## Exercise brief
The records below are to be quoted in full; please keep every word exact.

— Start of Material for this exercise —

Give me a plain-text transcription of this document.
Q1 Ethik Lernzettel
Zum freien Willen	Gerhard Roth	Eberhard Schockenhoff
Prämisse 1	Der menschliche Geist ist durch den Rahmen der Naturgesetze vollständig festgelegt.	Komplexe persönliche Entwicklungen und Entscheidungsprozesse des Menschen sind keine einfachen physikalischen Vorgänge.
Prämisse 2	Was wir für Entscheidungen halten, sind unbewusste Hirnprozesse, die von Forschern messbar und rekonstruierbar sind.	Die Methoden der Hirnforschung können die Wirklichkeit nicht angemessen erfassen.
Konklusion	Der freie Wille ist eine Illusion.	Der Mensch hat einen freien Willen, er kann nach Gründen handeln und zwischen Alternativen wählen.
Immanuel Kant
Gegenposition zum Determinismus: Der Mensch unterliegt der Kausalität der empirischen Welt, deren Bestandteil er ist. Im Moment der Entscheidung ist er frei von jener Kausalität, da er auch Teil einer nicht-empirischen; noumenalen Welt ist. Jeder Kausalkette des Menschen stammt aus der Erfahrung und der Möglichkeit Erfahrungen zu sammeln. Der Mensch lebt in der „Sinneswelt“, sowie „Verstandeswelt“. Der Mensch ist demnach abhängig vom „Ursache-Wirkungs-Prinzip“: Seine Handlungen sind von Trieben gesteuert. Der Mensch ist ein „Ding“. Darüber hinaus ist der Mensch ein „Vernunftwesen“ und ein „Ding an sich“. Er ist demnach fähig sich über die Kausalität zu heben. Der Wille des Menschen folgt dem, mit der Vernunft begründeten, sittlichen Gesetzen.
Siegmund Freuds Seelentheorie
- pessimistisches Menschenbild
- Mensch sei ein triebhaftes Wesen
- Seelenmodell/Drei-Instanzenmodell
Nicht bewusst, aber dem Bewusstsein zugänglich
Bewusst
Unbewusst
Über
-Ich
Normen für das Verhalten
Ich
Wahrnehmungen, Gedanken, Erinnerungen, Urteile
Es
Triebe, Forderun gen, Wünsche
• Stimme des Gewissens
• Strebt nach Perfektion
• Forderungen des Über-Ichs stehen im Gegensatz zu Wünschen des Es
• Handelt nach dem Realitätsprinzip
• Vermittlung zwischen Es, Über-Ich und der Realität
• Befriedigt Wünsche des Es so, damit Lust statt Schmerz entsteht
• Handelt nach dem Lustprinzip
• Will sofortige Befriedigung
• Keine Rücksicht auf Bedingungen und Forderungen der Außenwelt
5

— End of Material for this exercise —

## Exercise result
Give me a plain-text transcription of this document.
Q1 Ethik Lernzettel
Zum freien Willen	Gerhard Roth	Eberhard Schockenhoff
Prämisse 1	Der menschliche Geist ist durch den Rahmen der Naturgesetze vollständig festgelegt.	Komplexe persönliche Entwicklungen und Entscheidungsprozesse des Menschen sind keine einfachen physikalischen Vorgänge.
Prämisse 2	Was wir für Entscheidungen halten, sind unbewusste Hirnprozesse, die von Forschern messbar und rekonstruierbar sind.	Die Methoden der Hirnforschung können die Wirklichkeit nicht angemessen erfassen.
Konklusion	Der freie Wille ist eine Illusion.	Der Mensch hat einen freien Willen, er kann nach Gründen handeln und zwischen Alternativen wählen.
Immanuel Kant
Gegenposition zum Determinismus: Der Mensch unterliegt der Kausalität der empirischen Welt, deren Bestandteil er ist. Im Moment der Entscheidung ist er frei von jener Kausalität, da er auch Teil einer nicht-empirischen; noumenalen Welt ist. Jeder Kausalkette des Menschen stammt aus der Erfahrung und der Möglichkeit Erfahrungen zu sammeln. Der Mensch lebt in der „Sinneswelt“, sowie „Verstandeswelt“. Der Mensch ist demnach abhängig vom „Ursache-Wirkungs-Prinzip“: Seine Handlungen sind von Trieben gesteuert. Der Mensch ist ein „Ding“. Darüber hinaus ist der Mensch ein „Vernunftwesen“ und ein „Ding an sich“. Er ist demnach fähig sich über die Kausalität zu heben. Der Wille des Menschen folgt dem, mit der Vernunft begründeten, sittlichen Gesetzen.
Siegmund Freuds Seelentheorie
- pessimistisches Menschenbild
- Mensch sei ein triebhaftes Wesen
- Seelenmodell/Drei-Instanzenmodell
Nicht bewusst, aber dem Bewusstsein zugänglich
Bewusst
Unbewusst
Über
-Ich
Normen für das Verhalten
Ich
Wahrnehmungen, Gedanken, Erinnerungen, Urteile
Es
Triebe, Forderun gen, Wünsche
• Stimme des Gewissens
• Strebt nach Perfektion
• Forderungen des Über-Ichs stehen im Gegensatz zu Wünschen des Es
• Handelt nach dem Realitätsprinzip
• Vermittlung zwischen Es, Über-Ich und der Realität
• Befriedigt Wünsche des Es so, damit Lust statt Schmerz entsteht
• Handelt nach dem Lustprinzip
• Will sofortige Befriedigung
• Keine Rücksicht auf Bedingungen und Forderungen der Außenwelt
5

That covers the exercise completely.